▸ **To do**
Across the data below, how many lines hold "style"? Answer with that number and nothing else.

Raw records
----------------------------------------
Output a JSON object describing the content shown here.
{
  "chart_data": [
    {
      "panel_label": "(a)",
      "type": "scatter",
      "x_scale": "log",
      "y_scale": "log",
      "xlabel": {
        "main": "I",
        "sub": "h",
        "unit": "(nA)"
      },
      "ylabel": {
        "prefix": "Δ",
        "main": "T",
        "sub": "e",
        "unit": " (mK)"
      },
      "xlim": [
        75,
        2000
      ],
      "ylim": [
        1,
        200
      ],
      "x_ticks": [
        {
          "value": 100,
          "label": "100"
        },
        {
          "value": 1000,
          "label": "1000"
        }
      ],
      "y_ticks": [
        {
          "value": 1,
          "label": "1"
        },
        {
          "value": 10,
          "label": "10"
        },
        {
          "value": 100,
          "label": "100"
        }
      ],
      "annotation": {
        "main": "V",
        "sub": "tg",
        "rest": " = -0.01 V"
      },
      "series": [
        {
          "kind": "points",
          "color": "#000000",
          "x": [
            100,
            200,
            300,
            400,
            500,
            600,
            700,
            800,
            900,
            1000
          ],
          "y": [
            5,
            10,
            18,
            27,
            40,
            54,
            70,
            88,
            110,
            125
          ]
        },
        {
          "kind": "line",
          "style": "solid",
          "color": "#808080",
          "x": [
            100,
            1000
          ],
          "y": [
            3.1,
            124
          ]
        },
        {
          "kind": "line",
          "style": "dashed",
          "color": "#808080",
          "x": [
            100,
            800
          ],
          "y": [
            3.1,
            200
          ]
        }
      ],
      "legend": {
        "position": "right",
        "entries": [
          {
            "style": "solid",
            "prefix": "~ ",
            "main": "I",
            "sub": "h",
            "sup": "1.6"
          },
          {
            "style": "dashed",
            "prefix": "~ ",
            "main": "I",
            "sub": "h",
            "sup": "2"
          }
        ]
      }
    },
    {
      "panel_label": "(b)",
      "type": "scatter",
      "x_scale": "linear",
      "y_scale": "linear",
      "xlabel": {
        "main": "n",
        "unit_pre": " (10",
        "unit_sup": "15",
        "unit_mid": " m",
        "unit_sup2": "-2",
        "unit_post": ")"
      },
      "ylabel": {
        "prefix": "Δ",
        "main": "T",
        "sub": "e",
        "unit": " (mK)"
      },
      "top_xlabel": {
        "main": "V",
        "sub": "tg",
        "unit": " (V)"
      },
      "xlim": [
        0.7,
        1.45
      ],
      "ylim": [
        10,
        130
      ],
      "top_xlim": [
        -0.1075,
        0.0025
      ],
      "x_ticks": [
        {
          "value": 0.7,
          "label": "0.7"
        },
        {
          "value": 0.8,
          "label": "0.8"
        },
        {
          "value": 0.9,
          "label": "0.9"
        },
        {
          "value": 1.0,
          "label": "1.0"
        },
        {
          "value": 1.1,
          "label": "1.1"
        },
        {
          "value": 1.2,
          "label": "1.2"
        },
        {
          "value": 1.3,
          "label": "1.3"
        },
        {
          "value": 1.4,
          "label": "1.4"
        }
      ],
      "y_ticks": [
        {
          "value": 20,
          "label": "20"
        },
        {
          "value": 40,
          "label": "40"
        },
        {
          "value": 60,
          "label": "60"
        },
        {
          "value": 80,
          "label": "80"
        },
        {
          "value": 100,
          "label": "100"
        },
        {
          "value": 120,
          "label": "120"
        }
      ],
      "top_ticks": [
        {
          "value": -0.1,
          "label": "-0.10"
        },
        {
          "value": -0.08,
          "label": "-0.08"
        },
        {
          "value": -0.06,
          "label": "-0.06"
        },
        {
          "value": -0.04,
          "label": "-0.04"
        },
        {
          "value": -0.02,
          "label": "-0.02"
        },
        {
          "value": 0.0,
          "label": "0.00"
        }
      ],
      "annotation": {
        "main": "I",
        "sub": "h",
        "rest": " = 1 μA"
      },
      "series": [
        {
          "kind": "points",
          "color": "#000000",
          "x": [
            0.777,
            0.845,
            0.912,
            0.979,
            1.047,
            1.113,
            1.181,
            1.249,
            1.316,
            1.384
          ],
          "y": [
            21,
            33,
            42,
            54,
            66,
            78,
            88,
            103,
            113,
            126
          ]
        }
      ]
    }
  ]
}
----------------------------------------
▸ **Correct output**
4